Keep only the lines where "solchen" appears.

GIVEN DATA:
** start **

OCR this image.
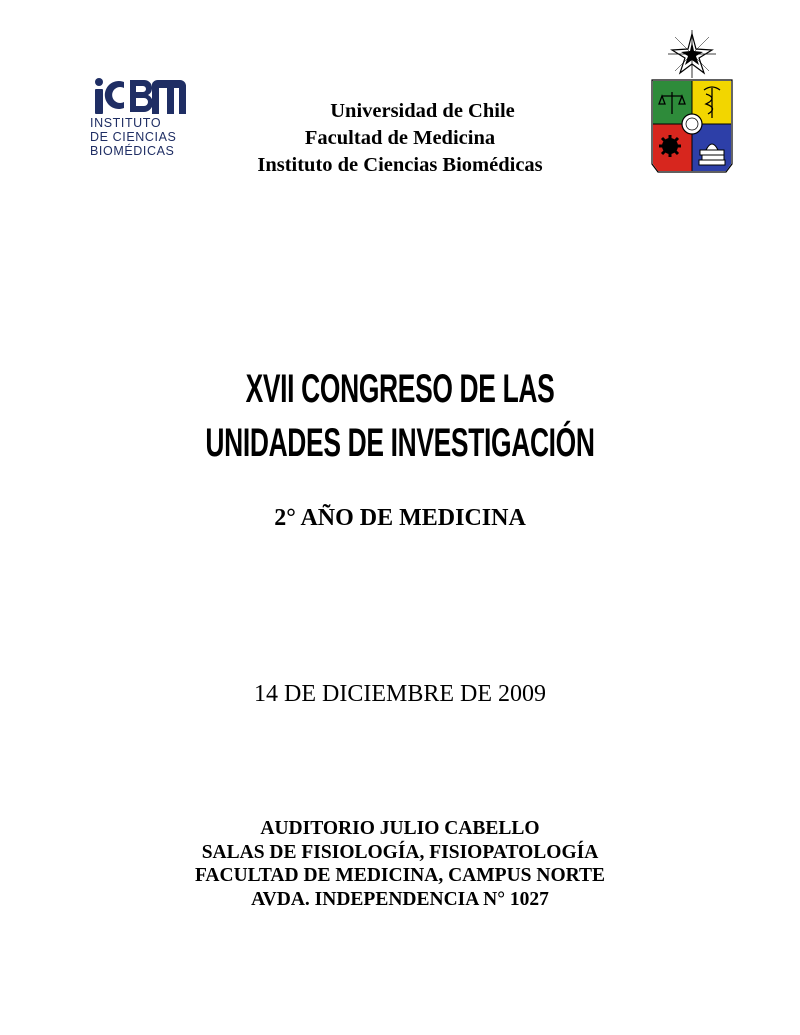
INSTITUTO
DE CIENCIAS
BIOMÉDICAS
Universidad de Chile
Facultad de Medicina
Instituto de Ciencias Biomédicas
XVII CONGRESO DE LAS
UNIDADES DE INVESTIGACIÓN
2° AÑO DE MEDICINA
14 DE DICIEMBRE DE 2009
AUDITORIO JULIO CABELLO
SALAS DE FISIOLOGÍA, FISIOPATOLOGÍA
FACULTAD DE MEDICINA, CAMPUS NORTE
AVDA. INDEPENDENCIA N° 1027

** end **
** start **

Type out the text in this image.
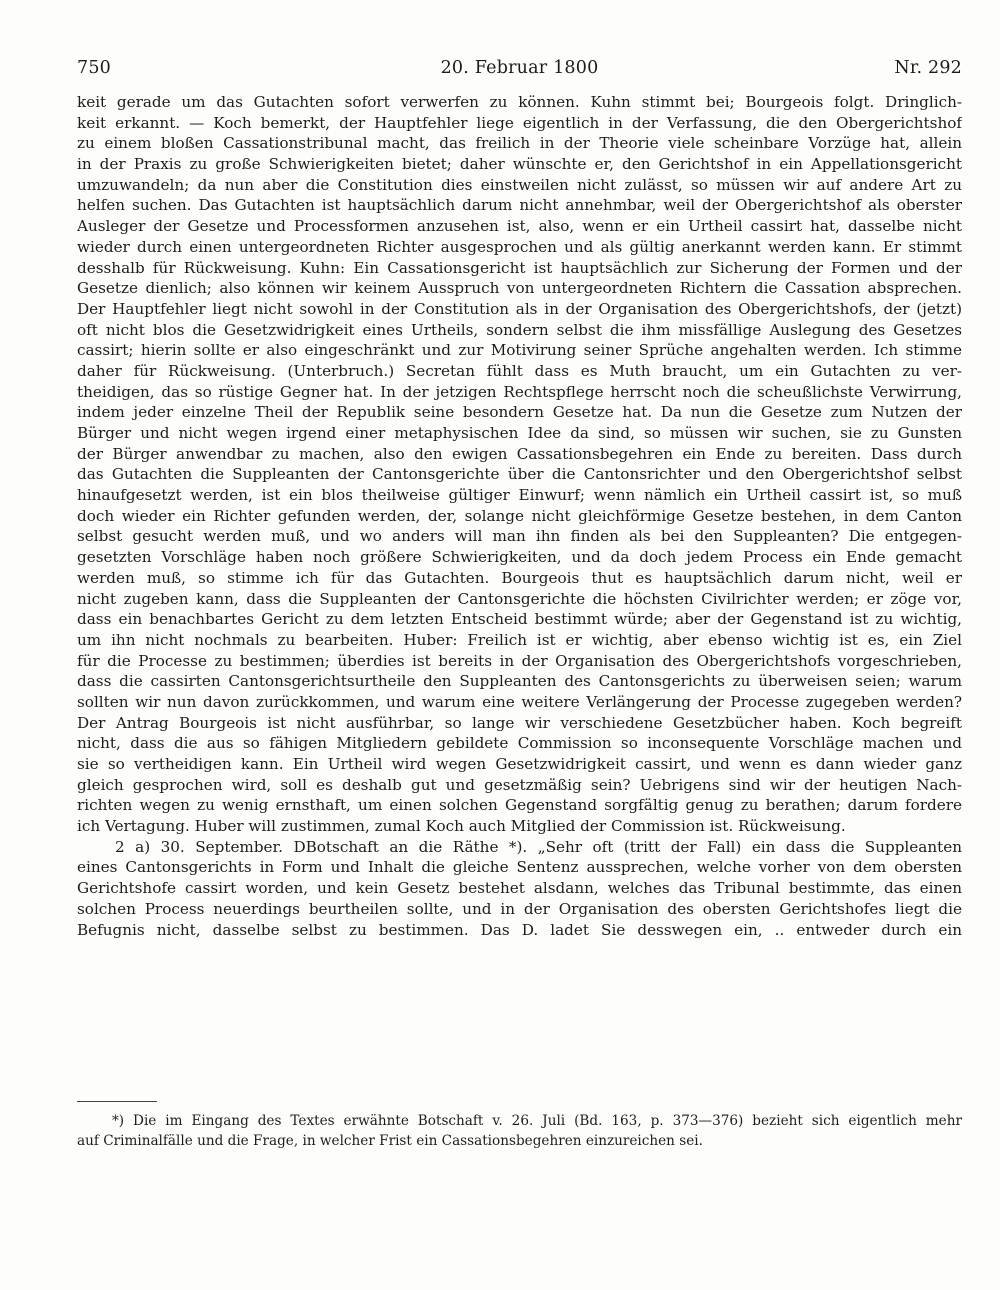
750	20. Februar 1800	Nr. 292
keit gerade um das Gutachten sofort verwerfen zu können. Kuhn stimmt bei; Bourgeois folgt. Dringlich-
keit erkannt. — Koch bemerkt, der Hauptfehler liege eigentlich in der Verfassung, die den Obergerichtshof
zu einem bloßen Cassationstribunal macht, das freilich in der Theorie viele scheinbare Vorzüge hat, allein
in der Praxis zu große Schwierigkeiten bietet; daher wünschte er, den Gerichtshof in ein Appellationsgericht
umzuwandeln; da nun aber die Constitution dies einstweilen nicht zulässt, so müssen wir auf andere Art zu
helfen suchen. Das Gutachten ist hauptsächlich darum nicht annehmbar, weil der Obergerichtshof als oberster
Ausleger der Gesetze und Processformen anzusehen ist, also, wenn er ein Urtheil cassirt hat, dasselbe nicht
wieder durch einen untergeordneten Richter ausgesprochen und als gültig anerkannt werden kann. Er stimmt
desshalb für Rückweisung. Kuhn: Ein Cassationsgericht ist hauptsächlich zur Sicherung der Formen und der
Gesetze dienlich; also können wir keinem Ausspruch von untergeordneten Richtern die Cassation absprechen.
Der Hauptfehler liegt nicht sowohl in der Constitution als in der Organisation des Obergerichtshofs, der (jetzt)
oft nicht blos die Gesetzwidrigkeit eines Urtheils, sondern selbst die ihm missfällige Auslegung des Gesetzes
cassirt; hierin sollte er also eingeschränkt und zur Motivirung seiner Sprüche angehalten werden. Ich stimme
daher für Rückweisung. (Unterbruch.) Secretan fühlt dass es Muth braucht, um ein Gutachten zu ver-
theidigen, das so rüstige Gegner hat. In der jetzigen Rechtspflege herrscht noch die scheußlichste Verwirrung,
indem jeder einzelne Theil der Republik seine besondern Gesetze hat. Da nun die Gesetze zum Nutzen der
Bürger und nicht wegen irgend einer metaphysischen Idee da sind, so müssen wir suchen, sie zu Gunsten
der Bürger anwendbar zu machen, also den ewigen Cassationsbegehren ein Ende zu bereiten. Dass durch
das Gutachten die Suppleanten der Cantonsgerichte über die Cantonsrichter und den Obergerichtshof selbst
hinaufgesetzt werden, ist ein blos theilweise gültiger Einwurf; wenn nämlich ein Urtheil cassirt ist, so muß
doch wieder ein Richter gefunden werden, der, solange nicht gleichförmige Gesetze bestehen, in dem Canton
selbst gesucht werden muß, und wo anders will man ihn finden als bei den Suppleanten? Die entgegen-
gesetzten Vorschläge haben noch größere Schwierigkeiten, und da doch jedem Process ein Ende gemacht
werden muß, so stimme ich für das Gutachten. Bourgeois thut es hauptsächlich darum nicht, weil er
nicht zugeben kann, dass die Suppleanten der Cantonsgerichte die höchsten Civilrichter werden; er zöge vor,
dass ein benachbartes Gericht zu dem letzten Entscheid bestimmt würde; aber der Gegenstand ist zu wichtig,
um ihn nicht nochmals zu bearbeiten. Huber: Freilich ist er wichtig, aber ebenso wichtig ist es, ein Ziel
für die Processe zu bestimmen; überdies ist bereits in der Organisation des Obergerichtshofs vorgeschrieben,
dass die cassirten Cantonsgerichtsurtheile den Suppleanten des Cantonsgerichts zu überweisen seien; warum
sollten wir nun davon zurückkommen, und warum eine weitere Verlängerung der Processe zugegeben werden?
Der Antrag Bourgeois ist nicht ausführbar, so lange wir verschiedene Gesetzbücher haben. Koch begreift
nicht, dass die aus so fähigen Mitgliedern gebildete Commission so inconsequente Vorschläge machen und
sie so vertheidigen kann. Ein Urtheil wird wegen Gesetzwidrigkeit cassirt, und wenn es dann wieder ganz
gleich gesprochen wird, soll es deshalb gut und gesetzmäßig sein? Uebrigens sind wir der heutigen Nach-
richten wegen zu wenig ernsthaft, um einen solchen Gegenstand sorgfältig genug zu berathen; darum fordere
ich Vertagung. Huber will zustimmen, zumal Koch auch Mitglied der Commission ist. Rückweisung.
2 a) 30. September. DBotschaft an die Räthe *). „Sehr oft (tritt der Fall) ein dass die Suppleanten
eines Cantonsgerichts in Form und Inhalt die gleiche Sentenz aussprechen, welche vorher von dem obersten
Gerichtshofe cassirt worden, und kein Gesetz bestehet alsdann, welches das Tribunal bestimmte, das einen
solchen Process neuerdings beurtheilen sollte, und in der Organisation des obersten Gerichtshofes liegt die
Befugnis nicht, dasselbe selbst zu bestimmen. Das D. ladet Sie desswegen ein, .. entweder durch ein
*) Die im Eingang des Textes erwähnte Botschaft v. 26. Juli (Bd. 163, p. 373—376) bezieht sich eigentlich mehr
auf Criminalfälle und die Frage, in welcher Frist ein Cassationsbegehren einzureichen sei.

** end **

SOLUTION TO THIS EXERCISE:
richten wegen zu wenig ernsthaft, um einen solchen Gegenstand sorgfältig genug zu berathen; darum fordere
solchen Process neuerdings beurtheilen sollte, und in der Organisation des obersten Gerichtshofes liegt die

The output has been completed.